--- LISTED RECORDS ---

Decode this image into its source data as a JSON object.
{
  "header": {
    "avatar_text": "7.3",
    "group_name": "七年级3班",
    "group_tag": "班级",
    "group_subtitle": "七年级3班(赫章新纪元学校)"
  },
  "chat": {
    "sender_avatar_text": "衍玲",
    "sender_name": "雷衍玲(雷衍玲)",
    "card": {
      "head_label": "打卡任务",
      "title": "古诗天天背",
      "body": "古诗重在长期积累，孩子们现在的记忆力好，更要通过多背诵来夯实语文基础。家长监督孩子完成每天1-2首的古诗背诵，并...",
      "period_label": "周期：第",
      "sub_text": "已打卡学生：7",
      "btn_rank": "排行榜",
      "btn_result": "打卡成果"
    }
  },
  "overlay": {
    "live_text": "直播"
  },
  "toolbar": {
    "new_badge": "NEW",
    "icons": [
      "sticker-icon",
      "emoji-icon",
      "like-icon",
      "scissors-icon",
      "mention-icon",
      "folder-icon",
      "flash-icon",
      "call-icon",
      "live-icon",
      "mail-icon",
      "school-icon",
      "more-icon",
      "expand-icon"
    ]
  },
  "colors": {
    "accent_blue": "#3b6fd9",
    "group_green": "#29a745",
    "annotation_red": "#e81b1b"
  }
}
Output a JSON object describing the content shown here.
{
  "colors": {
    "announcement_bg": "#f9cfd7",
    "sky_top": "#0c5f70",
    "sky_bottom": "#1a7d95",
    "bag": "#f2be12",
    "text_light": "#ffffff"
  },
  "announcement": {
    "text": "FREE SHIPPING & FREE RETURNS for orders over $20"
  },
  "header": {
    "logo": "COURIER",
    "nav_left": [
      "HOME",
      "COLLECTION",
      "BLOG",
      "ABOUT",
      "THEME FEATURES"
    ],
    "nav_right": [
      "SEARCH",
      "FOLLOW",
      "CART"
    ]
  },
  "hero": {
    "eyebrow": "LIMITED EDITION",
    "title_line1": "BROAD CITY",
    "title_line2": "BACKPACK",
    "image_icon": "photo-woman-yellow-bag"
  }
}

---

TASK REQUIREMENTS. Write out the material from the first line to the last, exactly.

RESULT FOR THIS EXERCISE.
Decode this image into its source data as a JSON object.
{
  "header": {
    "avatar_text": "7.3",
    "group_name": "七年级3班",
    "group_tag": "班级",
    "group_subtitle": "七年级3班(赫章新纪元学校)"
  },
  "chat": {
    "sender_avatar_text": "衍玲",
    "sender_name": "雷衍玲(雷衍玲)",
    "card": {
      "head_label": "打卡任务",
      "title": "古诗天天背",
      "body": "古诗重在长期积累，孩子们现在的记忆力好，更要通过多背诵来夯实语文基础。家长监督孩子完成每天1-2首的古诗背诵，并...",
      "period_label": "周期：第",
      "sub_text": "已打卡学生：7",
      "btn_rank": "排行榜",
      "btn_result": "打卡成果"
    }
  },
  "overlay": {
    "live_text": "直播"
  },
  "toolbar": {
    "new_badge": "NEW",
    "icons": [
      "sticker-icon",
      "emoji-icon",
      "like-icon",
      "scissors-icon",
      "mention-icon",
      "folder-icon",
      "flash-icon",
      "call-icon",
      "live-icon",
      "mail-icon",
      "school-icon",
      "more-icon",
      "expand-icon"
    ]
  },
  "colors": {
    "accent_blue": "#3b6fd9",
    "group_green": "#29a745",
    "annotation_red": "#e81b1b"
  }
}
Output a JSON object describing the content shown here.
{
  "colors": {
    "announcement_bg": "#f9cfd7",
    "sky_top": "#0c5f70",
    "sky_bottom": "#1a7d95",
    "bag": "#f2be12",
    "text_light": "#ffffff"
  },
  "announcement": {
    "text": "FREE SHIPPING & FREE RETURNS for orders over $20"
  },
  "header": {
    "logo": "COURIER",
    "nav_left": [
      "HOME",
      "COLLECTION",
      "BLOG",
      "ABOUT",
      "THEME FEATURES"
    ],
    "nav_right": [
      "SEARCH",
      "FOLLOW",
      "CART"
    ]
  },
  "hero": {
    "eyebrow": "LIMITED EDITION",
    "title_line1": "BROAD CITY",
    "title_line2": "BACKPACK",
    "image_icon": "photo-woman-yellow-bag"
  }
}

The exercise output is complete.